▶ DATA IN THIS EXERCISE
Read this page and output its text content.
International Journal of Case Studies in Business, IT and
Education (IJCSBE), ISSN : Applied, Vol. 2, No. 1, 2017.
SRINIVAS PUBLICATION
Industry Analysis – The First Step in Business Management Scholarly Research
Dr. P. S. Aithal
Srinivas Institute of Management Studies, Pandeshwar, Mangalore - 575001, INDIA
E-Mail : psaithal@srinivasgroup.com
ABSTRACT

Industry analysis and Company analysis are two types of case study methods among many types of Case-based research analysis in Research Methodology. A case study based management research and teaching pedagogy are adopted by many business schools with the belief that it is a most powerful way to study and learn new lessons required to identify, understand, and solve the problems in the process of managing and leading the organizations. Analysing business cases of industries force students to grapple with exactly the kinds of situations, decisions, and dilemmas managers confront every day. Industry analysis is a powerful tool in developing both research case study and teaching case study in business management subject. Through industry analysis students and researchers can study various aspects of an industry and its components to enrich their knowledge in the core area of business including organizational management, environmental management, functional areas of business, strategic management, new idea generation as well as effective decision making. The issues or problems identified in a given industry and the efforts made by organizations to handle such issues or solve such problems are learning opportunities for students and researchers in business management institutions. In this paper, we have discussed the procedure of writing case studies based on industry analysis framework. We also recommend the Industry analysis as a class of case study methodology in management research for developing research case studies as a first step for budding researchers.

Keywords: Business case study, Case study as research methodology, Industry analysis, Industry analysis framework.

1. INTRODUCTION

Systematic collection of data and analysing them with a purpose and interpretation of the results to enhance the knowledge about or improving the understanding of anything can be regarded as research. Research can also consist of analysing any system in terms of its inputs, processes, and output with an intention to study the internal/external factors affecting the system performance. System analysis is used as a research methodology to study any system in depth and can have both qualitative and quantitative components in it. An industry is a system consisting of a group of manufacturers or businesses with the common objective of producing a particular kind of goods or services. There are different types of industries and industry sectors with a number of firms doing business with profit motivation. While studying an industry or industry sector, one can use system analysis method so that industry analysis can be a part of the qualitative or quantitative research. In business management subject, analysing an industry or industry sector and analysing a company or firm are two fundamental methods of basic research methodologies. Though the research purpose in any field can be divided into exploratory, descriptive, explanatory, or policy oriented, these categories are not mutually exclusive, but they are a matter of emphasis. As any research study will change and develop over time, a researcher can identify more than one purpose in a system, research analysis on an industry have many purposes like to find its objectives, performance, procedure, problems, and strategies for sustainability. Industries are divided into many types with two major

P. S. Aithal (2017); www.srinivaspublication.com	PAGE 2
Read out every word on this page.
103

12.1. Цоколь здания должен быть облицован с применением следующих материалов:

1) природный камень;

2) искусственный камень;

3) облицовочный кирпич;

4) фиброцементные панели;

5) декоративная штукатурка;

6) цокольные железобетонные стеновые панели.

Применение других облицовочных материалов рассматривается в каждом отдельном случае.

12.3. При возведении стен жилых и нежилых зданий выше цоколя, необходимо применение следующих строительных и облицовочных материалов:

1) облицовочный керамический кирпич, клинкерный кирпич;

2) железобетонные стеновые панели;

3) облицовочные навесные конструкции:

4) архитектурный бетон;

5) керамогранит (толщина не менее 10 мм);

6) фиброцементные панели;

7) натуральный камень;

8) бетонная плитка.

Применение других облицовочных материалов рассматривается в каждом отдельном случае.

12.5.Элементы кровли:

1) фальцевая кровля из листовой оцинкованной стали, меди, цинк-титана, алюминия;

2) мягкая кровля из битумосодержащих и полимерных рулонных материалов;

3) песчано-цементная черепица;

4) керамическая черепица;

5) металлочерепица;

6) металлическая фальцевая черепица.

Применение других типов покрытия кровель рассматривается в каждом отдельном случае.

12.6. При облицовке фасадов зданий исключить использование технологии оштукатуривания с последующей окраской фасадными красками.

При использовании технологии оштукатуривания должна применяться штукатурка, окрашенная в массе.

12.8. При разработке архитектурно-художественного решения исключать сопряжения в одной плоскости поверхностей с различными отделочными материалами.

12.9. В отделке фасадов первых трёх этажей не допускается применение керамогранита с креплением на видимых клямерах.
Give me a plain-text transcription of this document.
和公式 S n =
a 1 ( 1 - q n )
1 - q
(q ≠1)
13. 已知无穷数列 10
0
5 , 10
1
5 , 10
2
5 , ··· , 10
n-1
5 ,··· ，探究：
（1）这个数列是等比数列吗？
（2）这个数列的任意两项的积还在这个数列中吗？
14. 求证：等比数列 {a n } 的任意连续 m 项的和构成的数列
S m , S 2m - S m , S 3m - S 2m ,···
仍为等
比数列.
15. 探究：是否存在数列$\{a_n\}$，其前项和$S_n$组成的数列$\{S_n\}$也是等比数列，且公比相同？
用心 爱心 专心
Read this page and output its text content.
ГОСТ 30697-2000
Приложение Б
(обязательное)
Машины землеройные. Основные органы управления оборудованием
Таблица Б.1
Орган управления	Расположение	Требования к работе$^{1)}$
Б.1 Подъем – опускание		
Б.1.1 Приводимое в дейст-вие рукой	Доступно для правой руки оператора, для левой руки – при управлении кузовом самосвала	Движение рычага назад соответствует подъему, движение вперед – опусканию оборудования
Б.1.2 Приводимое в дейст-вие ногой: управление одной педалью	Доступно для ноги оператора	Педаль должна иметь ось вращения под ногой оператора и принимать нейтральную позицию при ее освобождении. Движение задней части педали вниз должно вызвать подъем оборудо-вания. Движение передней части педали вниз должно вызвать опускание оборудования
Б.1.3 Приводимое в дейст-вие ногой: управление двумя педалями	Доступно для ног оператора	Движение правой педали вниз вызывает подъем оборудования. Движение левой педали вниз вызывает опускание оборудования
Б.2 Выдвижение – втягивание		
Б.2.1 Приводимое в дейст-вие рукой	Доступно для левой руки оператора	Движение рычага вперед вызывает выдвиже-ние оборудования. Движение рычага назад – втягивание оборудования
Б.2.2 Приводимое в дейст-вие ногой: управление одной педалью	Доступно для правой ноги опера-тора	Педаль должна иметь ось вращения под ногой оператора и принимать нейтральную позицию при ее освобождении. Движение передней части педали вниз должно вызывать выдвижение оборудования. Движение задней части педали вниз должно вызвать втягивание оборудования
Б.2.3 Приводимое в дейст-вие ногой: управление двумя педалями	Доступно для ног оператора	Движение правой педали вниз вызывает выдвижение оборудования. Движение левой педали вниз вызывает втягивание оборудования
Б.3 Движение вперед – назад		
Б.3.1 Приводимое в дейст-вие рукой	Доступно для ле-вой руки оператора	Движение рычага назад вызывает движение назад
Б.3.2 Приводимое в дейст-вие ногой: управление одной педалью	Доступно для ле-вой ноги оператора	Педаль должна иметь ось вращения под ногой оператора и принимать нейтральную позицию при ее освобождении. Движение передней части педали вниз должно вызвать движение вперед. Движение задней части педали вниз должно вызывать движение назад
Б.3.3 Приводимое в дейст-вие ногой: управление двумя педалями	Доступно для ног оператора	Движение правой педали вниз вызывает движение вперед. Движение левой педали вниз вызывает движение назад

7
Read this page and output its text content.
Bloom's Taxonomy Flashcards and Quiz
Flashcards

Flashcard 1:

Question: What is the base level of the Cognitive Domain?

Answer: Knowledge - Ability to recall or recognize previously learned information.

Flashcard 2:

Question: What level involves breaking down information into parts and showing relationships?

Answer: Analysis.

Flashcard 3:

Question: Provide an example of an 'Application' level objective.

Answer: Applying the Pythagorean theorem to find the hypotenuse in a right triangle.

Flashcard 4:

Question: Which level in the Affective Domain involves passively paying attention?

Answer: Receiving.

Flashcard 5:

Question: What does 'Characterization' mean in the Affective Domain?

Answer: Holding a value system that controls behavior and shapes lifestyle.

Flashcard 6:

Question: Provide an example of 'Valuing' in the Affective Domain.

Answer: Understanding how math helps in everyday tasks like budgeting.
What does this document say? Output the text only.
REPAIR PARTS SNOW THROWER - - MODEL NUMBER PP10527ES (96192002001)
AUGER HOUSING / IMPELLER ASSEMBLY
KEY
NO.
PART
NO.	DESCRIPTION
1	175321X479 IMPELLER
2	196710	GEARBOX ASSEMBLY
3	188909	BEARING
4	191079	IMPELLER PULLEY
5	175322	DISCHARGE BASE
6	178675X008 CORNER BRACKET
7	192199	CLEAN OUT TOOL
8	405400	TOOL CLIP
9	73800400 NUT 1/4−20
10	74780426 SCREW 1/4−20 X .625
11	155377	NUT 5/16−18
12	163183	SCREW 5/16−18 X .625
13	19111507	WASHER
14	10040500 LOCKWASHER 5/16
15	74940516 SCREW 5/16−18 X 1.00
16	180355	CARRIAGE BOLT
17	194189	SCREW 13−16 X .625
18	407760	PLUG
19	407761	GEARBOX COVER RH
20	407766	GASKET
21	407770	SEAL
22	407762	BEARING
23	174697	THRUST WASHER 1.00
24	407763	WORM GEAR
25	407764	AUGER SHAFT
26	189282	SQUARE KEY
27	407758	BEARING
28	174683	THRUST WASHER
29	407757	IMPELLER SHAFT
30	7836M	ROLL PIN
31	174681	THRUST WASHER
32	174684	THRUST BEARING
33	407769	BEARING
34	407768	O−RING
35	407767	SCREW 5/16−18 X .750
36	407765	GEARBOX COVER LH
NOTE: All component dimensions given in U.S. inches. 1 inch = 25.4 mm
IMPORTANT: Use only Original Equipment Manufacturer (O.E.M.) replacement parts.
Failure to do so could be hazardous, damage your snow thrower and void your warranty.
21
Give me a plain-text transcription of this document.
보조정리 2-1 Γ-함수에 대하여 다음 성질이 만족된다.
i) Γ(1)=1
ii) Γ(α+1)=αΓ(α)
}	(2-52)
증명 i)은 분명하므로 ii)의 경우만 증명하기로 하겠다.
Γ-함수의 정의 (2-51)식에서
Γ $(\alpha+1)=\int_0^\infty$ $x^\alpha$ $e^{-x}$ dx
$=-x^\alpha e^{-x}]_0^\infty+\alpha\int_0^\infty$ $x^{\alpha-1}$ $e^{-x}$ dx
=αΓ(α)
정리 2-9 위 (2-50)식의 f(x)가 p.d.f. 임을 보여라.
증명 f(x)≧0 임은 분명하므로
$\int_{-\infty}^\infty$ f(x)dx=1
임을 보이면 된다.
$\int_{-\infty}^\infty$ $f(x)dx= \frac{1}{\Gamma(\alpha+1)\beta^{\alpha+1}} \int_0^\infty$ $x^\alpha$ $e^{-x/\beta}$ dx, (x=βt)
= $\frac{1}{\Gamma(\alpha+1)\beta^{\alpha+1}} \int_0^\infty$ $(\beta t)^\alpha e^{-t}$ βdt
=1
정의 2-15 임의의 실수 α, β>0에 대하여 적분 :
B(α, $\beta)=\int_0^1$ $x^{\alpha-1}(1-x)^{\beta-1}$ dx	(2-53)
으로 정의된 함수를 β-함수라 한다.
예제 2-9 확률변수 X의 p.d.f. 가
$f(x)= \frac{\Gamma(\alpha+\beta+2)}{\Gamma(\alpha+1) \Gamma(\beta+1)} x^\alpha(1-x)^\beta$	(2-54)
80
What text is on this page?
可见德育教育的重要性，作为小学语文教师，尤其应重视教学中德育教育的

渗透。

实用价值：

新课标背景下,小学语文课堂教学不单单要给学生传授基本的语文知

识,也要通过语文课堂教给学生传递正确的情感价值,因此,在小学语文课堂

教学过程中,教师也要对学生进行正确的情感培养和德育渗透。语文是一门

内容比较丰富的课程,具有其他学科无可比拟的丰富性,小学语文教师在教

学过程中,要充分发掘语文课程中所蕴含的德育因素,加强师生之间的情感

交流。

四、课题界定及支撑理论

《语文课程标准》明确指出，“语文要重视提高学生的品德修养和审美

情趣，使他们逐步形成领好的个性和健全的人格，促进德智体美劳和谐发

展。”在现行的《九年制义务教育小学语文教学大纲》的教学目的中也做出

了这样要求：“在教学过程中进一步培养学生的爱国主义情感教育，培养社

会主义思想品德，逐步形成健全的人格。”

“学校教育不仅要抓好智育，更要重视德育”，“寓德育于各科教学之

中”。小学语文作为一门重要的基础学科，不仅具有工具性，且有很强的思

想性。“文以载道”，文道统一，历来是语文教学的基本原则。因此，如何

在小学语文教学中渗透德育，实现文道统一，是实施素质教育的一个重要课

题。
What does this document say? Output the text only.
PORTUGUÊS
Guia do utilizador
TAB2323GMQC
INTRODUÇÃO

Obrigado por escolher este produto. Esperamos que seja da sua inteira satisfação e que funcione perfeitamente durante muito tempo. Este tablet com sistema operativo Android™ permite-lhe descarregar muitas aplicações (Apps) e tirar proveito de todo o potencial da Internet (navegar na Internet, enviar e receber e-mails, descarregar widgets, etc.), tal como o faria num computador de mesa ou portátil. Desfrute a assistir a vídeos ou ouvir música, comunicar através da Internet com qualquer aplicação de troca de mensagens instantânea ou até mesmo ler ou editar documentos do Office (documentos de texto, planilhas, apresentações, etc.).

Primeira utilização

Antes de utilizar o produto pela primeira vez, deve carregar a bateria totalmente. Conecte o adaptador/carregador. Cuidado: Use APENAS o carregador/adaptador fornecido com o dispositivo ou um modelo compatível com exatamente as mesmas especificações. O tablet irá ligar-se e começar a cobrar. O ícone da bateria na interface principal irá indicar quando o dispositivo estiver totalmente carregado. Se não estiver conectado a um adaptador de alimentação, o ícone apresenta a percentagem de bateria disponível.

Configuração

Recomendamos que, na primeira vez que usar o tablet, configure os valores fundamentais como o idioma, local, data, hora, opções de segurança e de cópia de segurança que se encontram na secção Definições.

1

▶ AIM OF THE TASK
Show the lines of the records that contain the word "кровля".

▶ OUTPUT
1) фальцевая кровля из листовой оцинкованной стали, меди, цинк-титана, алюминия;
2) мягкая кровля из битумосодержащих и полимерных рулонных материалов;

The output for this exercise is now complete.